• Input data
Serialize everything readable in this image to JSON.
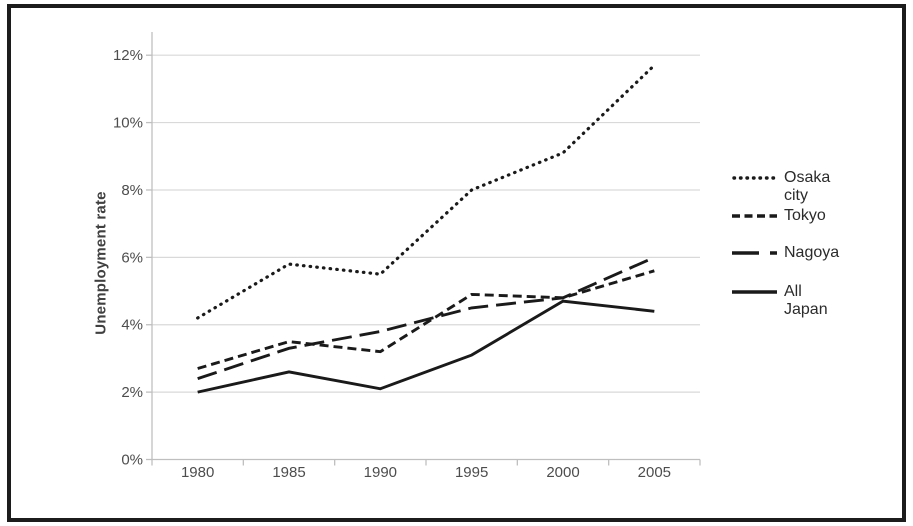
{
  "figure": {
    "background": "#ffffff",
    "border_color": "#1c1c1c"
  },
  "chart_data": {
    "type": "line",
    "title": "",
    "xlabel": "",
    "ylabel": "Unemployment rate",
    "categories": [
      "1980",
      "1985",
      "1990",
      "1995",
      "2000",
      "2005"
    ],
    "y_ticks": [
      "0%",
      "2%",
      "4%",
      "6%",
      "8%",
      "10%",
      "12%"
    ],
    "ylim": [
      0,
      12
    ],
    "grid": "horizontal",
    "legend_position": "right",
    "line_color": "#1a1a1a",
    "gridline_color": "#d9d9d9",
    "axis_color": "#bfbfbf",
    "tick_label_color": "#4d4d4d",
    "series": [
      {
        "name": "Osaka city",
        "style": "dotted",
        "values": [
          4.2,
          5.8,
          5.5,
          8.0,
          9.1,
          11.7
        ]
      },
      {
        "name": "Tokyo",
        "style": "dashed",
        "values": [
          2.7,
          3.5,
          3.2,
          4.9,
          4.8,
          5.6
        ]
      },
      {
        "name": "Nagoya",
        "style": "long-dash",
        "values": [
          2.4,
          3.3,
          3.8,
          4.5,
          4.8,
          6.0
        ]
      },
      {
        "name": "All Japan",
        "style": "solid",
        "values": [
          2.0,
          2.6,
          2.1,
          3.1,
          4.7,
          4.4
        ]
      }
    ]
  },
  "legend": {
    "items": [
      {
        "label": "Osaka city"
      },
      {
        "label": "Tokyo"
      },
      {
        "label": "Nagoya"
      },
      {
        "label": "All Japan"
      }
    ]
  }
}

==

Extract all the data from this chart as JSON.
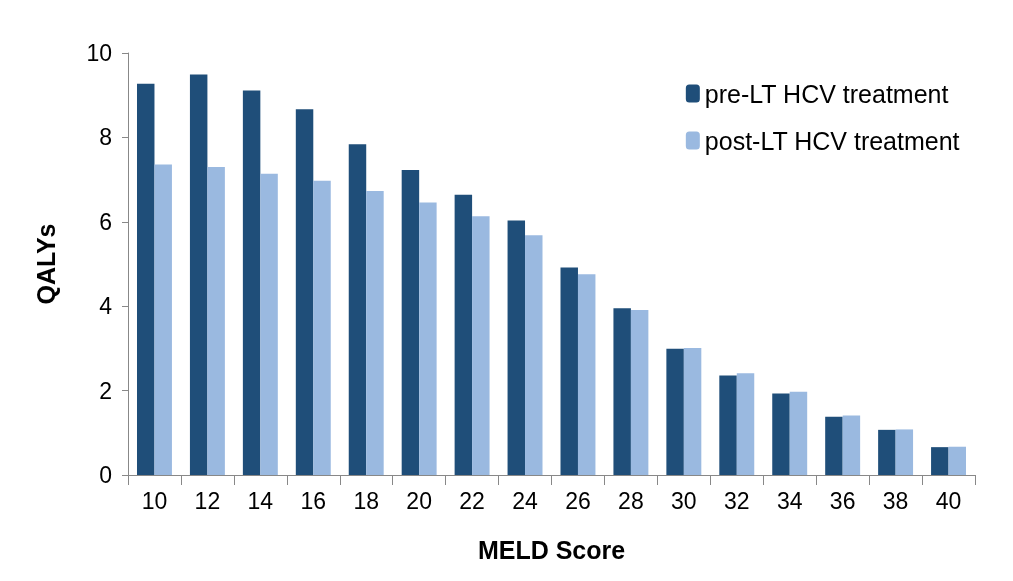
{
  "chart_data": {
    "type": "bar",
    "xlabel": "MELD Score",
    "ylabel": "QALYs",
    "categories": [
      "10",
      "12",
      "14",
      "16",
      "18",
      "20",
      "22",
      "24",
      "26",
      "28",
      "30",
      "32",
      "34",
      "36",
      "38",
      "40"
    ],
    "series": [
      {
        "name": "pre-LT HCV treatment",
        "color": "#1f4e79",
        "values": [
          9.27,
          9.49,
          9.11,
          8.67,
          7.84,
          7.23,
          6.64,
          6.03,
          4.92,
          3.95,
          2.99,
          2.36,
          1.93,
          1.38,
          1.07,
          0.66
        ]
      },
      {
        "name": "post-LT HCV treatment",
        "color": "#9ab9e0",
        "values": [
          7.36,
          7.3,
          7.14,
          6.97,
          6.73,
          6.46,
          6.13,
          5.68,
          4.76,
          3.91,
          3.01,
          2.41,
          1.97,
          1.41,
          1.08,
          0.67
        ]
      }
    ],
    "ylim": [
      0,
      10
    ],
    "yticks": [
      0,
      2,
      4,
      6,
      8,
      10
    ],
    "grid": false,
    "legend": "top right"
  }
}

• Instructions for the task
Pick out the lines above that hold the string "treatment" and show them.

• Task answer
        "name": "pre-LT HCV treatment",
        "name": "post-LT HCV treatment",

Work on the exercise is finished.